#### [Your goal]
With the images removed, repeat the data below exactly.

* START Raw data *

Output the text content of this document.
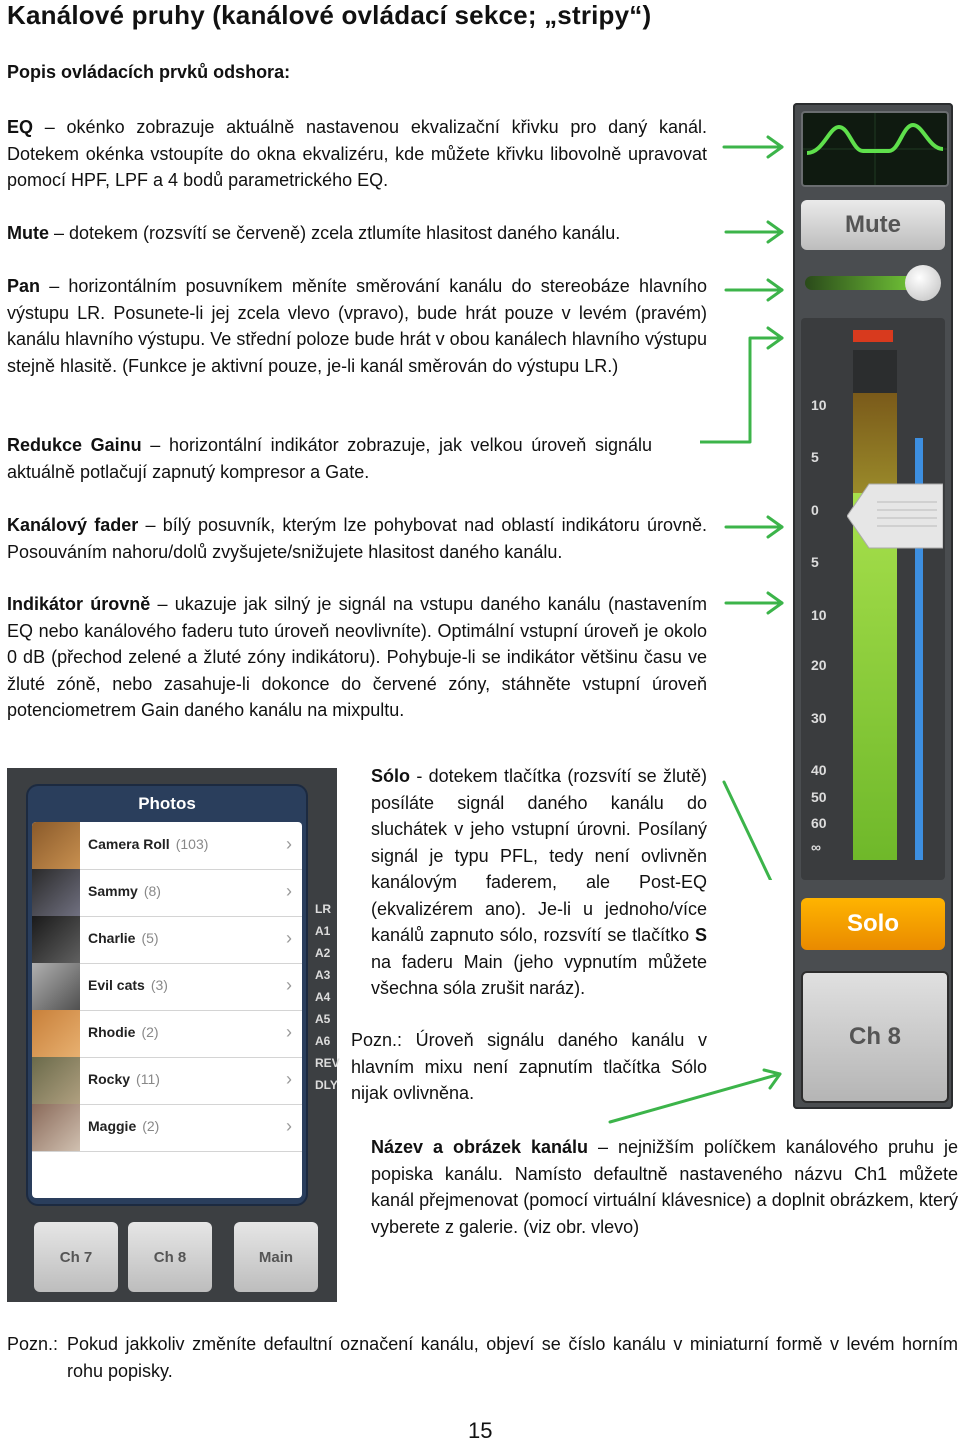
Kanálové pruhy (kanálové ovládací sekce; „stripy“)
Popis ovládacích prvků odshora:
EQ – okénko zobrazuje aktuálně nastavenou ekvalizační křivku pro daný kanál. Dotekem okénka vstoupíte do okna ekvalizéru, kde můžete křivku libovolně upravovat pomocí HPF, LPF a 4 bodů parametrického EQ.
Mute – dotekem (rozsvítí se červeně) zcela ztlumíte hlasitost daného kanálu.
Pan – horizontálním posuvníkem měníte směrování kanálu do stereobáze hlavního výstupu LR. Posunete-li jej zcela vlevo (vpravo), bude hrát pouze v levém (pravém) kanálu hlavního výstupu. Ve střední poloze bude hrát v obou kanálech hlavního výstupu stejně hlasitě. (Funkce je aktivní pouze, je-li kanál směrován do výstupu LR.)
Redukce Gainu – horizontální indikátor zobrazuje, jak velkou úroveň signálu aktuálně potlačují zapnutý kompresor a Gate.
Kanálový fader – bílý posuvník, kterým lze pohybovat nad oblastí indikátoru úrovně. Posouváním nahoru/dolů zvyšujete/snižujete hlasitost daného kanálu.
Indikátor úrovně – ukazuje jak silný je signál na vstupu daného kanálu (nastavením EQ nebo kanálového faderu tuto úroveň neovlivníte). Optimální vstupní úroveň je okolo 0 dB (přechod zelené a žluté zóny indikátoru). Pohybuje-li se indikátor většinu času ve žluté zóně, nebo zasahuje-li dokonce do červené zóny, stáhněte vstupní úroveň potenciometrem Gain daného kanálu na mixpultu.
Sólo - dotekem tlačítka (rozsvítí se žlutě) posíláte signál daného kanálu do sluchátek v jeho vstupní úrovni. Posílaný signál je typu PFL, tedy není ovlivněn kanálovým faderem, ale Post-EQ (ekvalizérem ano). Je-li u jednoho/více kanálů zapnuto sólo, rozsvítí se tlačítko S na faderu Main (jeho vypnutím můžete všechna sóla zrušit naráz).
Pozn.: Úroveň signálu daného kanálu v hlavním mixu není zapnutím tlačítka Sólo nijak ovlivněna.
Název a obrázek kanálu – nejnižším políčkem kanálového pruhu je popiska kanálu. Namísto defaultně nastaveného názvu Ch1 můžete kanál přejmenovat (pomocí virtuální klávesnice) a doplnit obrázkem, který vyberete z galerie. (viz obr. vlevo)
Pozn.: Pokud jakkoliv změníte defaultní označení kanálu, objeví se číslo kanálu v miniaturní formě v levém horním rohu popisky.
15
Mute
10
5
0
5
10
20
30
40
50
60
∞
Solo
Ch 8
LR
A1
A2
A3
A4
A5
A6
REV
DLY
Photos
Camera Roll (103)	›
Sammy (8)	›
Charlie (5)	›
Evil cats (3)	›
Rhodie (2)	›
Rocky (11)	›
Maggie (2)	›
Ch 7	Ch 8	Main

* END Raw data *

#### [Full output]
Output the text content of this document.
Kanálové pruhy (kanálové ovládací sekce; „stripy“)
Popis ovládacích prvků odshora:
EQ – okénko zobrazuje aktuálně nastavenou ekvalizační křivku pro daný kanál. Dotekem okénka vstoupíte do okna ekvalizéru, kde můžete křivku libovolně upravovat pomocí HPF, LPF a 4 bodů parametrického EQ.
Mute – dotekem (rozsvítí se červeně) zcela ztlumíte hlasitost daného kanálu.
Pan – horizontálním posuvníkem měníte směrování kanálu do stereobáze hlavního výstupu LR. Posunete-li jej zcela vlevo (vpravo), bude hrát pouze v levém (pravém) kanálu hlavního výstupu. Ve střední poloze bude hrát v obou kanálech hlavního výstupu stejně hlasitě. (Funkce je aktivní pouze, je-li kanál směrován do výstupu LR.)
Redukce Gainu – horizontální indikátor zobrazuje, jak velkou úroveň signálu aktuálně potlačují zapnutý kompresor a Gate.
Kanálový fader – bílý posuvník, kterým lze pohybovat nad oblastí indikátoru úrovně. Posouváním nahoru/dolů zvyšujete/snižujete hlasitost daného kanálu.
Indikátor úrovně – ukazuje jak silný je signál na vstupu daného kanálu (nastavením EQ nebo kanálového faderu tuto úroveň neovlivníte). Optimální vstupní úroveň je okolo 0 dB (přechod zelené a žluté zóny indikátoru). Pohybuje-li se indikátor většinu času ve žluté zóně, nebo zasahuje-li dokonce do červené zóny, stáhněte vstupní úroveň potenciometrem Gain daného kanálu na mixpultu.
Sólo - dotekem tlačítka (rozsvítí se žlutě) posíláte signál daného kanálu do sluchátek v jeho vstupní úrovni. Posílaný signál je typu PFL, tedy není ovlivněn kanálovým faderem, ale Post-EQ (ekvalizérem ano). Je-li u jednoho/více kanálů zapnuto sólo, rozsvítí se tlačítko S na faderu Main (jeho vypnutím můžete všechna sóla zrušit naráz).
Pozn.: Úroveň signálu daného kanálu v hlavním mixu není zapnutím tlačítka Sólo nijak ovlivněna.
Název a obrázek kanálu – nejnižším políčkem kanálového pruhu je popiska kanálu. Namísto defaultně nastaveného názvu Ch1 můžete kanál přejmenovat (pomocí virtuální klávesnice) a doplnit obrázkem, který vyberete z galerie. (viz obr. vlevo)
Pozn.: Pokud jakkoliv změníte defaultní označení kanálu, objeví se číslo kanálu v miniaturní formě v levém horním rohu popisky.
15
Mute
10
5
0
5
10
20
30
40
50
60
∞
Solo
Ch 8
LR
A1
A2
A3
A4
A5
A6
REV
DLY
Photos
Camera Roll (103)	›
Sammy (8)	›
Charlie (5)	›
Evil cats (3)	›
Rhodie (2)	›
Rocky (11)	›
Maggie (2)	›
Ch 7	Ch 8	Main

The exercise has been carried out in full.